#### GIVEN ENTRIES ####
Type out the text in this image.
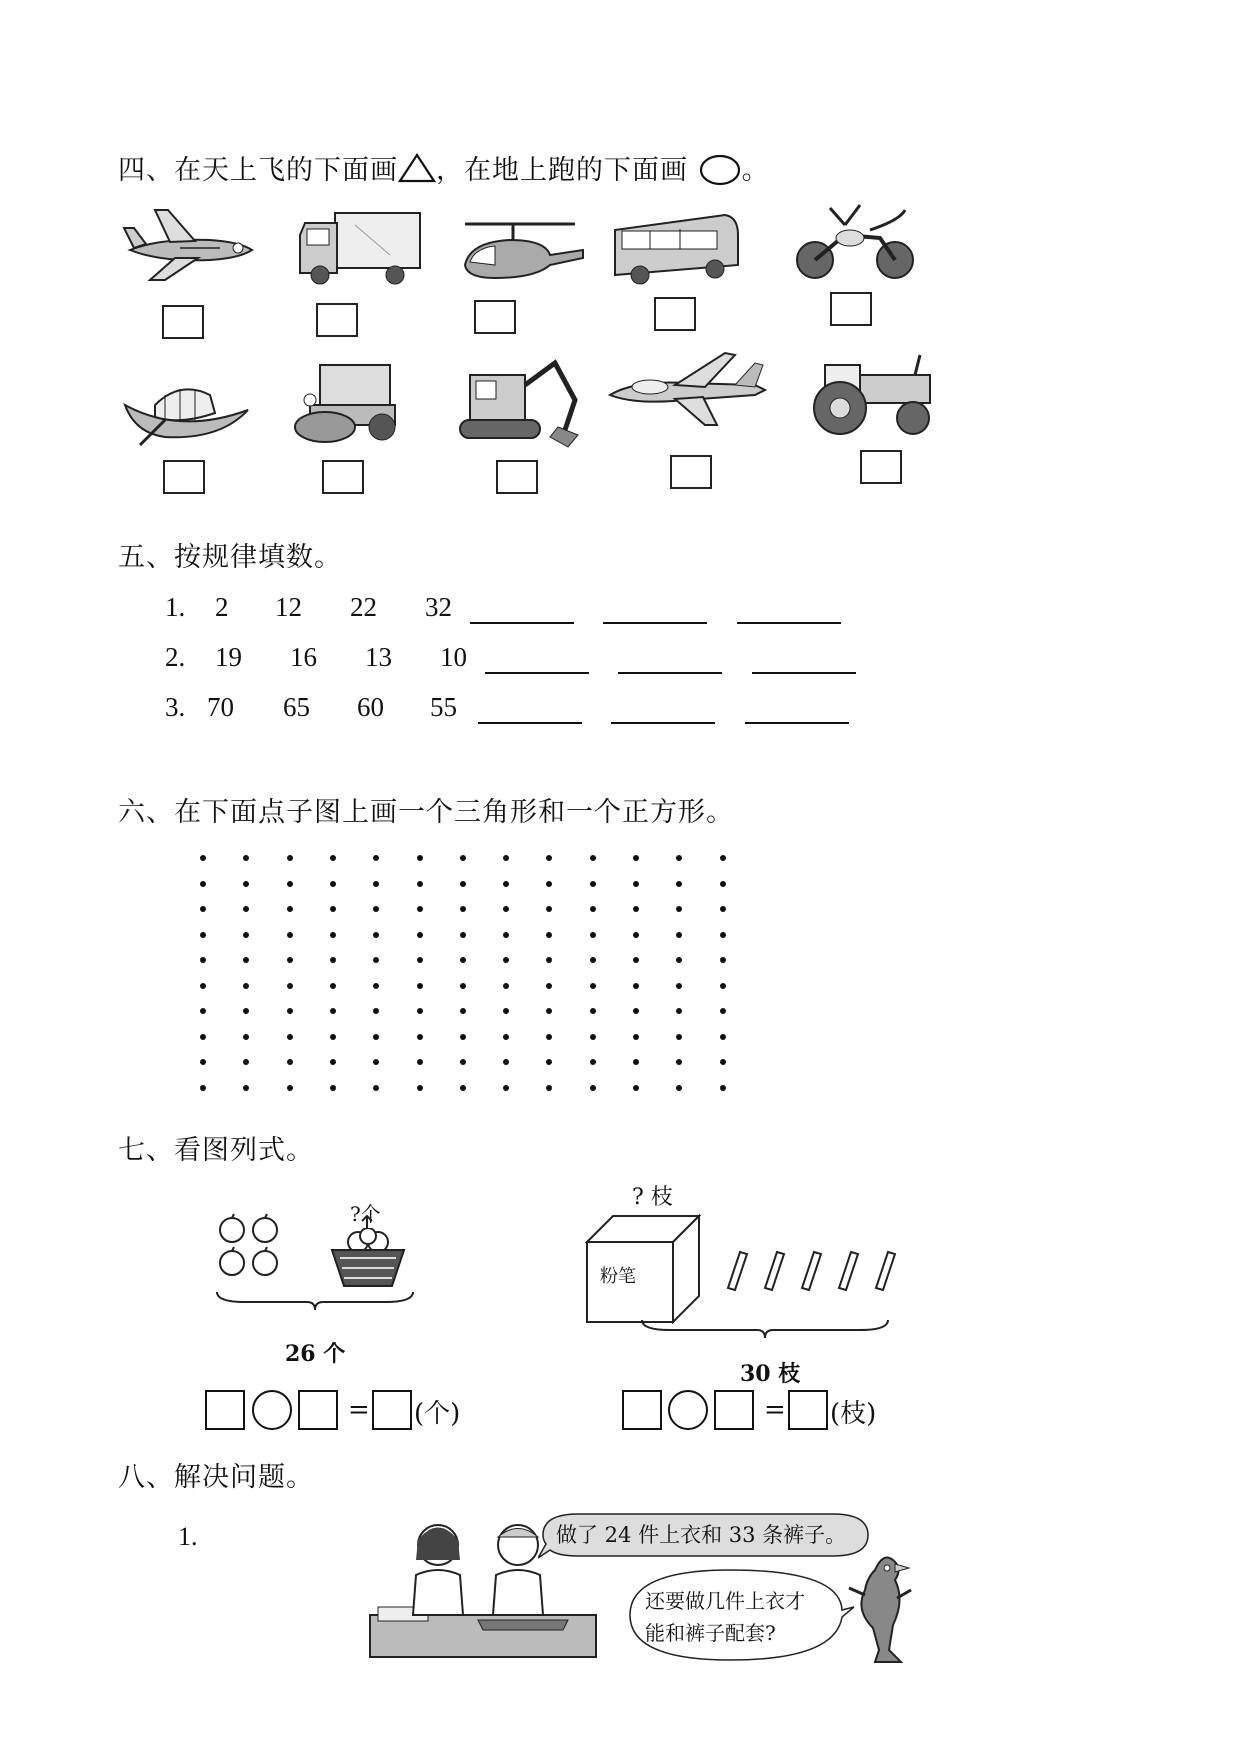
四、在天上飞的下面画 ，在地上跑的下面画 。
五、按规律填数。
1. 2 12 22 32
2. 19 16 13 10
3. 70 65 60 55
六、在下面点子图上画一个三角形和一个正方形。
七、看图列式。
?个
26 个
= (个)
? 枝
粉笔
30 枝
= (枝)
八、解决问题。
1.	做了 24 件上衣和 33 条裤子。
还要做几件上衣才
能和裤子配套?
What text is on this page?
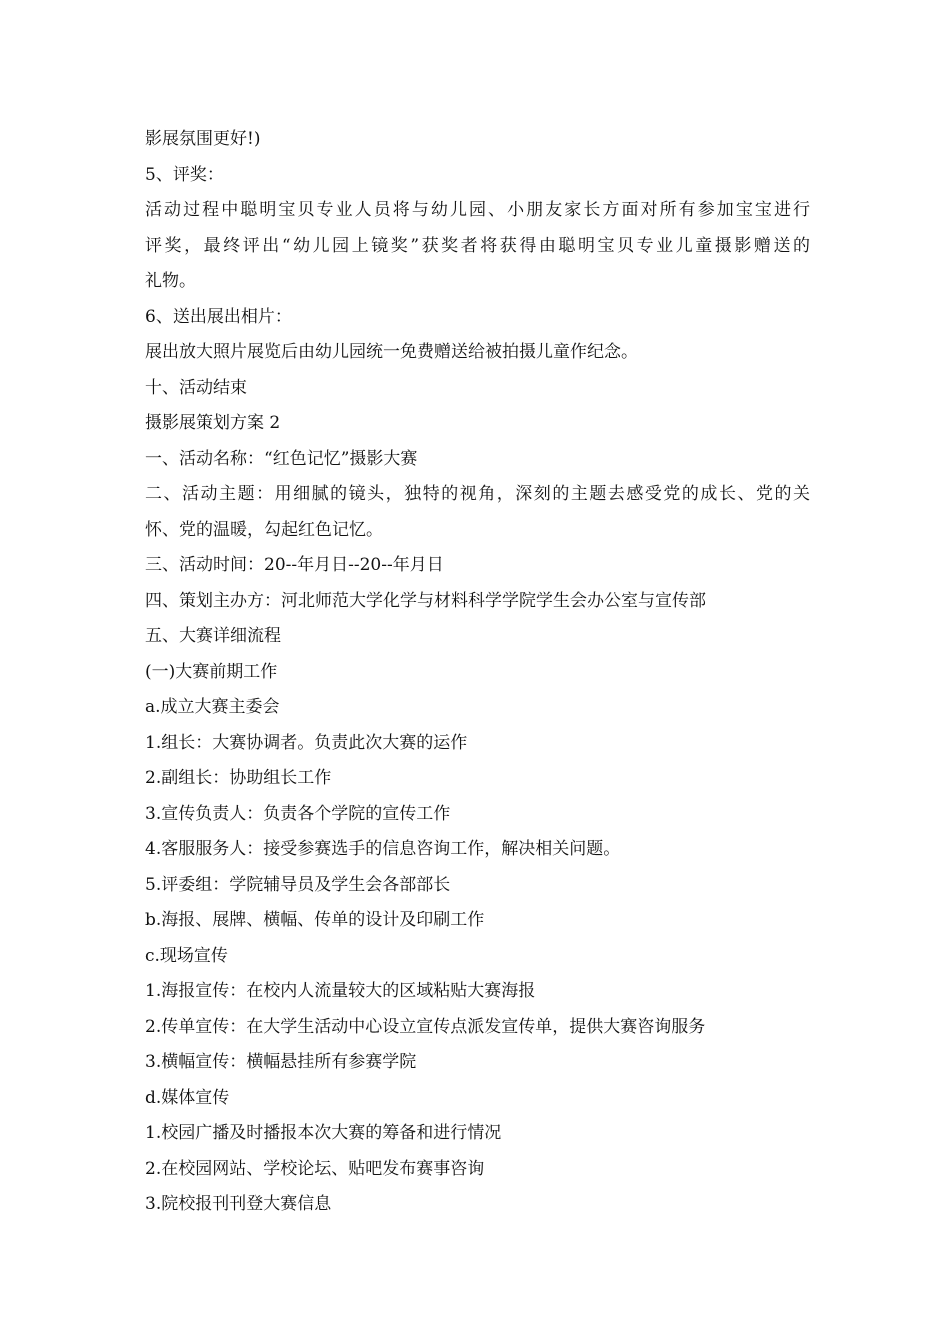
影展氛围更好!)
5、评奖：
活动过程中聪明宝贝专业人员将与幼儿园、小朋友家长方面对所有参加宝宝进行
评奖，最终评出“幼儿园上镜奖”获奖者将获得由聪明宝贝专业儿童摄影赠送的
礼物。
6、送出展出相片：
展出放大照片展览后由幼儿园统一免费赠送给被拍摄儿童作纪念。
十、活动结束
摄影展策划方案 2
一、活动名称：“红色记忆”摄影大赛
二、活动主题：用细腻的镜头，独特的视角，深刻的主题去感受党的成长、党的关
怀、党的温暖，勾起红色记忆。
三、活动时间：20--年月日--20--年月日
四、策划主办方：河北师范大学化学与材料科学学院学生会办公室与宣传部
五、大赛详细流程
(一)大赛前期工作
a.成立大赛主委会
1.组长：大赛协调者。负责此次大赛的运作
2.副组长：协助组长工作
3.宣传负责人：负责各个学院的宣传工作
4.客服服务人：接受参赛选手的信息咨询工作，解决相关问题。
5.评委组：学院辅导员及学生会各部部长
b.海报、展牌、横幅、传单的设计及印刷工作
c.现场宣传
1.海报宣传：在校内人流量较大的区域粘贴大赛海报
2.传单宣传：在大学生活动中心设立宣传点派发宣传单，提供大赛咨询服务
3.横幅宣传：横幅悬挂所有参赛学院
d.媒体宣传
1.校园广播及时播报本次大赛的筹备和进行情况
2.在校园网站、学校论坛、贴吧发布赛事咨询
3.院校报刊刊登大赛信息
####
## GIVEN EXERCISE
Quote the entries in full. Any image among them is to be omitted from the copy.

## CORRECT RESULT
Type out the text in this image.
四、在天上飞的下面画 ，在地上跑的下面画 。
五、按规律填数。
1. 2 12 22 32
2. 19 16 13 10
3. 70 65 60 55
六、在下面点子图上画一个三角形和一个正方形。
七、看图列式。
?个
26 个
= (个)
? 枝
粉笔
30 枝
= (枝)
八、解决问题。
1.	做了 24 件上衣和 33 条裤子。
还要做几件上衣才
能和裤子配套?
What text is on this page?
影展氛围更好!)
5、评奖：
活动过程中聪明宝贝专业人员将与幼儿园、小朋友家长方面对所有参加宝宝进行
评奖，最终评出“幼儿园上镜奖”获奖者将获得由聪明宝贝专业儿童摄影赠送的
礼物。
6、送出展出相片：
展出放大照片展览后由幼儿园统一免费赠送给被拍摄儿童作纪念。
十、活动结束
摄影展策划方案 2
一、活动名称：“红色记忆”摄影大赛
二、活动主题：用细腻的镜头，独特的视角，深刻的主题去感受党的成长、党的关
怀、党的温暖，勾起红色记忆。
三、活动时间：20--年月日--20--年月日
四、策划主办方：河北师范大学化学与材料科学学院学生会办公室与宣传部
五、大赛详细流程
(一)大赛前期工作
a.成立大赛主委会
1.组长：大赛协调者。负责此次大赛的运作
2.副组长：协助组长工作
3.宣传负责人：负责各个学院的宣传工作
4.客服服务人：接受参赛选手的信息咨询工作，解决相关问题。
5.评委组：学院辅导员及学生会各部部长
b.海报、展牌、横幅、传单的设计及印刷工作
c.现场宣传
1.海报宣传：在校内人流量较大的区域粘贴大赛海报
2.传单宣传：在大学生活动中心设立宣传点派发宣传单，提供大赛咨询服务
3.横幅宣传：横幅悬挂所有参赛学院
d.媒体宣传
1.校园广播及时播报本次大赛的筹备和进行情况
2.在校园网站、学校论坛、贴吧发布赛事咨询
3.院校报刊刊登大赛信息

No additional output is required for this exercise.